* [Task prompt] Leave the pictures out. Return all other data exactly.

* [Excerpted records]
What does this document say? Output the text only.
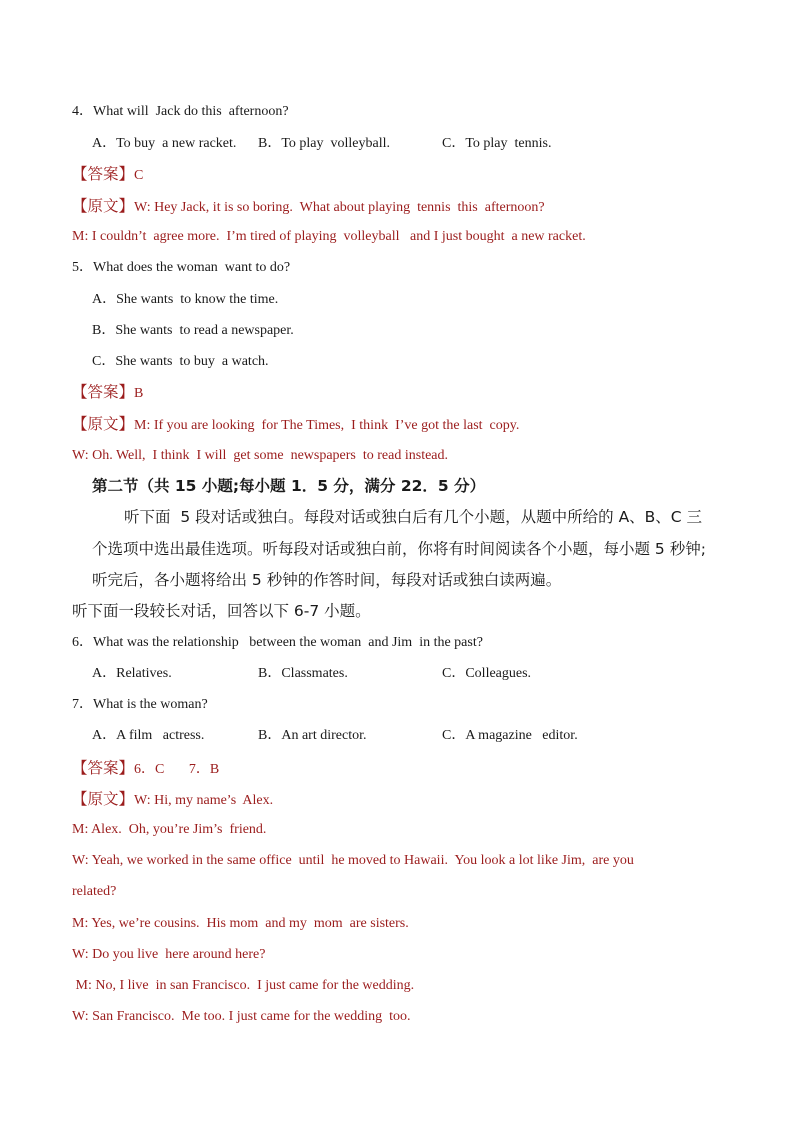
4．What will  Jack do this  afternoon?
A．To buy  a new racket. B．To play  volleyball.	C．To play  tennis.
【答案】C
【原文】W: Hey Jack, it is so boring.  What about playing  tennis  this  afternoon?
M: I couldn’t  agree more.  I’m tired of playing  volleyball   and I just bought  a new racket.
5．What does the woman  want to do?
A．She wants  to know the time.
B．She wants  to read a newspaper.
C．She wants  to buy  a watch.
【答案】B
【原文】M: If you are looking  for The Times,  I think  I’ve got the last  copy.
W: Oh. Well,  I think  I will  get some  newspapers  to read instead.
第二节（共 15 小题;每小题 1．5 分，满分 22．5 分）
听下面  5 段对话或独白。每段对话或独白后有几个小题，从题中所给的 A、B、C 三
个选项中选出最佳选项。听每段对话或独白前，你将有时间阅读各个小题，每小题 5 秒钟;
听完后，各小题将给出 5 秒钟的作答时间，每段对话或独白读两遍。
听下面一段较长对话，回答以下 6-7 小题。
6．What was the relationship   between the woman  and Jim  in the past?
A．Relatives.	B．Classmates.	C．Colleagues.
7．What is the woman?
A．A film   actress.	B．An art director.	C．A magazine   editor.
【答案】6．C       7．B
【原文】W: Hi, my name’s  Alex.
M: Alex.  Oh, you’re Jim’s  friend.
W: Yeah, we worked in the same office  until  he moved to Hawaii.  You look a lot like Jim,  are you
related?
M: Yes, we’re cousins.  His mom  and my  mom  are sisters.
W: Do you live  here around here?
M: No, I live  in san Francisco.  I just came for the wedding.
W: San Francisco.  Me too. I just came for the wedding  too.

* [Exercise answer]
What does this document say? Output the text only.
4．What will  Jack do this  afternoon?
A．To buy  a new racket. B．To play  volleyball.	C．To play  tennis.
【答案】C
【原文】W: Hey Jack, it is so boring.  What about playing  tennis  this  afternoon?
M: I couldn’t  agree more.  I’m tired of playing  volleyball   and I just bought  a new racket.
5．What does the woman  want to do?
A．She wants  to know the time.
B．She wants  to read a newspaper.
C．She wants  to buy  a watch.
【答案】B
【原文】M: If you are looking  for The Times,  I think  I’ve got the last  copy.
W: Oh. Well,  I think  I will  get some  newspapers  to read instead.
第二节（共 15 小题;每小题 1．5 分，满分 22．5 分）
听下面  5 段对话或独白。每段对话或独白后有几个小题，从题中所给的 A、B、C 三
个选项中选出最佳选项。听每段对话或独白前，你将有时间阅读各个小题，每小题 5 秒钟;
听完后，各小题将给出 5 秒钟的作答时间，每段对话或独白读两遍。
听下面一段较长对话，回答以下 6-7 小题。
6．What was the relationship   between the woman  and Jim  in the past?
A．Relatives.	B．Classmates.	C．Colleagues.
7．What is the woman?
A．A film   actress.	B．An art director.	C．A magazine   editor.
【答案】6．C       7．B
【原文】W: Hi, my name’s  Alex.
M: Alex.  Oh, you’re Jim’s  friend.
W: Yeah, we worked in the same office  until  he moved to Hawaii.  You look a lot like Jim,  are you
related?
M: Yes, we’re cousins.  His mom  and my  mom  are sisters.
W: Do you live  here around here?
M: No, I live  in san Francisco.  I just came for the wedding.
W: San Francisco.  Me too. I just came for the wedding  too.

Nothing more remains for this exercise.